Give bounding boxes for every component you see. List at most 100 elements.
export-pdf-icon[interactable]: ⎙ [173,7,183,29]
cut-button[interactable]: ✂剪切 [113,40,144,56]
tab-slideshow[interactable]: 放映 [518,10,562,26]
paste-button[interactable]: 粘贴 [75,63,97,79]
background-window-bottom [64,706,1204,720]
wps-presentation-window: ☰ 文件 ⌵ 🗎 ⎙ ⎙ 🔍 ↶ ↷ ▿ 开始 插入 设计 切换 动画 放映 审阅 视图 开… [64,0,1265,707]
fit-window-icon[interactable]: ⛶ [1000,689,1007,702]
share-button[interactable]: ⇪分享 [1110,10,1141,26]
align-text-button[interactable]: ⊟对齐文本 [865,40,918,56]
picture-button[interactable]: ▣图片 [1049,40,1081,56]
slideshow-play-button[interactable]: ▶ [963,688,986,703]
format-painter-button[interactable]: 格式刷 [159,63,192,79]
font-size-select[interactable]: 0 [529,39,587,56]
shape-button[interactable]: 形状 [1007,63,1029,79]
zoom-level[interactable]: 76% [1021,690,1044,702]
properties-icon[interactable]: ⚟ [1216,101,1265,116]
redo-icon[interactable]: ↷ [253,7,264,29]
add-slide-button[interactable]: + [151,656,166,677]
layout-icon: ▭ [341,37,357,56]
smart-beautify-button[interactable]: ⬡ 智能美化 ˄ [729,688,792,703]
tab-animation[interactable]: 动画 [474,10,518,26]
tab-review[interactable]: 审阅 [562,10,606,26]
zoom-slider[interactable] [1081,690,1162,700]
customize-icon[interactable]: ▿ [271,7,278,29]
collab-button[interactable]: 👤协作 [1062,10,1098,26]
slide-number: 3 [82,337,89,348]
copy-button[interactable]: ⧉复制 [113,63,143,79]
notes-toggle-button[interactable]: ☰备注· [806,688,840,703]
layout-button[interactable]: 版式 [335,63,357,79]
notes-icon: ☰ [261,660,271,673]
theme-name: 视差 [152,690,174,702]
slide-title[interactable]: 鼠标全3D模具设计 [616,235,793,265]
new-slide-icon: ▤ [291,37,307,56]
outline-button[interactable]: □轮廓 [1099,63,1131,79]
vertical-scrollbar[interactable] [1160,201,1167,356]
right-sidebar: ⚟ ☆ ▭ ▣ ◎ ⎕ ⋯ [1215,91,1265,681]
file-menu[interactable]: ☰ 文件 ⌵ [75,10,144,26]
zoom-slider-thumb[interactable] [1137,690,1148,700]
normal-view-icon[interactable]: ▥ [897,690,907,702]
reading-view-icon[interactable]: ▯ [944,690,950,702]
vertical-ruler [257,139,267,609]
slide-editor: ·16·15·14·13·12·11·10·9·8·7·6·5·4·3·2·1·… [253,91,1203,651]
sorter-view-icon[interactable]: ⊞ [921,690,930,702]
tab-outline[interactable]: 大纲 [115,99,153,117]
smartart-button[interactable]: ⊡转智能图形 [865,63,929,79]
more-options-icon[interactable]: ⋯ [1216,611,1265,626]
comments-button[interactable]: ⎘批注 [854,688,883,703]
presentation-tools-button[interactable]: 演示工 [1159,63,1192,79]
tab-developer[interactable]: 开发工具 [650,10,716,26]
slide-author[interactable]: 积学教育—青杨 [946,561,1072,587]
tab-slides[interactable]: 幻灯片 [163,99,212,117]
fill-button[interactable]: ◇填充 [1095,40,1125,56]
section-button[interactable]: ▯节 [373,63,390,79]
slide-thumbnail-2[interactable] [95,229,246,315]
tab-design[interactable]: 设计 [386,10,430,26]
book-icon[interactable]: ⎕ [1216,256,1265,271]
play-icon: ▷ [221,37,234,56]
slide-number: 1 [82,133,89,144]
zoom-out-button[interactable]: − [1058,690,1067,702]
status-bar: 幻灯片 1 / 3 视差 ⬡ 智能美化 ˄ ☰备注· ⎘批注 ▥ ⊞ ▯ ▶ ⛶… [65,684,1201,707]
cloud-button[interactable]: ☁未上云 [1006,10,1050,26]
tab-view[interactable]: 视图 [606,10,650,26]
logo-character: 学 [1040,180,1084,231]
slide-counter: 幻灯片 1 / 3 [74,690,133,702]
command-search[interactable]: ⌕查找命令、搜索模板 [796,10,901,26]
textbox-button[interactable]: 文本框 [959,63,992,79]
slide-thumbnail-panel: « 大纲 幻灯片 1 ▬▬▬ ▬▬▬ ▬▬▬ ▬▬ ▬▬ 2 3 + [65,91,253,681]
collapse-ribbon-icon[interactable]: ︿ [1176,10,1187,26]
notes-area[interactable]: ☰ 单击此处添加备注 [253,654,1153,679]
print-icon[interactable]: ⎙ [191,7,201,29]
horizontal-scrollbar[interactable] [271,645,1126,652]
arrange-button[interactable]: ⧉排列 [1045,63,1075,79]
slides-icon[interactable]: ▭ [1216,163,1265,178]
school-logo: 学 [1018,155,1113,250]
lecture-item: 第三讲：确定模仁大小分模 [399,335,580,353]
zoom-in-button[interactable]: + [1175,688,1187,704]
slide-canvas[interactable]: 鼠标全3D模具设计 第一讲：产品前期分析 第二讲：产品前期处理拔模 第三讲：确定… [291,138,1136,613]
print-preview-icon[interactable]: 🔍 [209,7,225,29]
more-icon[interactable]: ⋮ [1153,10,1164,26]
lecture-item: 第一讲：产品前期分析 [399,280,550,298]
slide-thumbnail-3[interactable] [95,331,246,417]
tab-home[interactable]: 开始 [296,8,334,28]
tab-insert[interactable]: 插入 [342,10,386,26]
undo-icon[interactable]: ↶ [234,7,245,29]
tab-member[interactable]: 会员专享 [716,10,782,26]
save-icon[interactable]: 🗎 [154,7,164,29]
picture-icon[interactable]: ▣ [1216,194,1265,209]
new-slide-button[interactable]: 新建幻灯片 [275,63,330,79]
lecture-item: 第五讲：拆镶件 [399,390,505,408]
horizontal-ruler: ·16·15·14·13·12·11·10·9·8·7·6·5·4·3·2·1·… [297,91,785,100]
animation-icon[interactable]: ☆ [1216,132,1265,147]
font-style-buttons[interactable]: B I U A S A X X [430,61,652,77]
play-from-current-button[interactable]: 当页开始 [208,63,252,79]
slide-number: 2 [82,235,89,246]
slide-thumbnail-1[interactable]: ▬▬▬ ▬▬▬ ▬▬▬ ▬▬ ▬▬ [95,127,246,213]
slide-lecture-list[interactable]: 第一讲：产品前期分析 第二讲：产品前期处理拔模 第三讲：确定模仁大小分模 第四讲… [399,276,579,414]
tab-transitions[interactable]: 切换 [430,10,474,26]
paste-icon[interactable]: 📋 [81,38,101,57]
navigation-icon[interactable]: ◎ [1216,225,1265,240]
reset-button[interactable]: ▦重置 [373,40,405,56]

※ ※ ※

Task to complete - Please collect every line in the records above that contains the string "logo" and copy each of those lines in full.

Answer -
logo-character: 学 [1040,180,1084,231]
school-logo: 学 [1018,155,1113,250]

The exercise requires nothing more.